> [WHAT TO DO]
The records should be written out in full, with nothing altered.

Extracted data entries

>> start

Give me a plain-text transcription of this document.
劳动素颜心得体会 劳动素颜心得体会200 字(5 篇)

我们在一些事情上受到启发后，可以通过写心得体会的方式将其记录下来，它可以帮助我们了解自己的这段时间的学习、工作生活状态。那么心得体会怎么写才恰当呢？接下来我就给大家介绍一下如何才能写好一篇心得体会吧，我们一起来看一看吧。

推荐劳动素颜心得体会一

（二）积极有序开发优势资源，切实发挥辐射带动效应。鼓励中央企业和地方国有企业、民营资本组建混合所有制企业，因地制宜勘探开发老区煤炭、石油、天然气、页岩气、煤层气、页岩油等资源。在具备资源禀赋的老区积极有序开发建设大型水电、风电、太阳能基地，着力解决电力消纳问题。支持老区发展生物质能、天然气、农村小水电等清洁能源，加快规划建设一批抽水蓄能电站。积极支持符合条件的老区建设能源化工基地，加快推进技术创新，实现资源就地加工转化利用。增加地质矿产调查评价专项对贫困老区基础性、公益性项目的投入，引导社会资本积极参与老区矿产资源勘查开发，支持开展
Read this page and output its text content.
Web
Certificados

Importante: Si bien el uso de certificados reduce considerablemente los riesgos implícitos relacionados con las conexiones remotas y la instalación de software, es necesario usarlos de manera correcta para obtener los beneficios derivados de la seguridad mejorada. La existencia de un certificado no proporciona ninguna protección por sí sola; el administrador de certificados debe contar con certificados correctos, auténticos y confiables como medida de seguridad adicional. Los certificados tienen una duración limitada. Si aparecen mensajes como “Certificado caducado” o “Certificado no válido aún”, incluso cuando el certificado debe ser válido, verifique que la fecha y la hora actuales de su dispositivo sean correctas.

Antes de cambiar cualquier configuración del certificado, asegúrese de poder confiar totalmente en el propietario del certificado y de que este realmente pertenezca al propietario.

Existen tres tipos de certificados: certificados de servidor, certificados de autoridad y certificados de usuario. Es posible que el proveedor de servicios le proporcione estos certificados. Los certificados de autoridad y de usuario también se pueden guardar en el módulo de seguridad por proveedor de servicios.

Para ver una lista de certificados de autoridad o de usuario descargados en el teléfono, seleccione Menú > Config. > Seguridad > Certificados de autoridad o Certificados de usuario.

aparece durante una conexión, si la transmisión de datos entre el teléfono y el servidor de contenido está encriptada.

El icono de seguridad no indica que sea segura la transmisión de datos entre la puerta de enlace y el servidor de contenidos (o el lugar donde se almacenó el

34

>> end

> [EXERCISE ANSWER]
Give me a plain-text transcription of this document.
劳动素颜心得体会 劳动素颜心得体会200 字(5 篇)

我们在一些事情上受到启发后，可以通过写心得体会的方式将其记录下来，它可以帮助我们了解自己的这段时间的学习、工作生活状态。那么心得体会怎么写才恰当呢？接下来我就给大家介绍一下如何才能写好一篇心得体会吧，我们一起来看一看吧。

推荐劳动素颜心得体会一

（二）积极有序开发优势资源，切实发挥辐射带动效应。鼓励中央企业和地方国有企业、民营资本组建混合所有制企业，因地制宜勘探开发老区煤炭、石油、天然气、页岩气、煤层气、页岩油等资源。在具备资源禀赋的老区积极有序开发建设大型水电、风电、太阳能基地，着力解决电力消纳问题。支持老区发展生物质能、天然气、农村小水电等清洁能源，加快规划建设一批抽水蓄能电站。积极支持符合条件的老区建设能源化工基地，加快推进技术创新，实现资源就地加工转化利用。增加地质矿产调查评价专项对贫困老区基础性、公益性项目的投入，引导社会资本积极参与老区矿产资源勘查开发，支持开展
Read this page and output its text content.
Web
Certificados

Importante: Si bien el uso de certificados reduce considerablemente los riesgos implícitos relacionados con las conexiones remotas y la instalación de software, es necesario usarlos de manera correcta para obtener los beneficios derivados de la seguridad mejorada. La existencia de un certificado no proporciona ninguna protección por sí sola; el administrador de certificados debe contar con certificados correctos, auténticos y confiables como medida de seguridad adicional. Los certificados tienen una duración limitada. Si aparecen mensajes como “Certificado caducado” o “Certificado no válido aún”, incluso cuando el certificado debe ser válido, verifique que la fecha y la hora actuales de su dispositivo sean correctas.

Antes de cambiar cualquier configuración del certificado, asegúrese de poder confiar totalmente en el propietario del certificado y de que este realmente pertenezca al propietario.

Existen tres tipos de certificados: certificados de servidor, certificados de autoridad y certificados de usuario. Es posible que el proveedor de servicios le proporcione estos certificados. Los certificados de autoridad y de usuario también se pueden guardar en el módulo de seguridad por proveedor de servicios.

Para ver una lista de certificados de autoridad o de usuario descargados en el teléfono, seleccione Menú > Config. > Seguridad > Certificados de autoridad o Certificados de usuario.

aparece durante una conexión, si la transmisión de datos entre el teléfono y el servidor de contenido está encriptada.

El icono de seguridad no indica que sea segura la transmisión de datos entre la puerta de enlace y el servidor de contenidos (o el lugar donde se almacenó el

34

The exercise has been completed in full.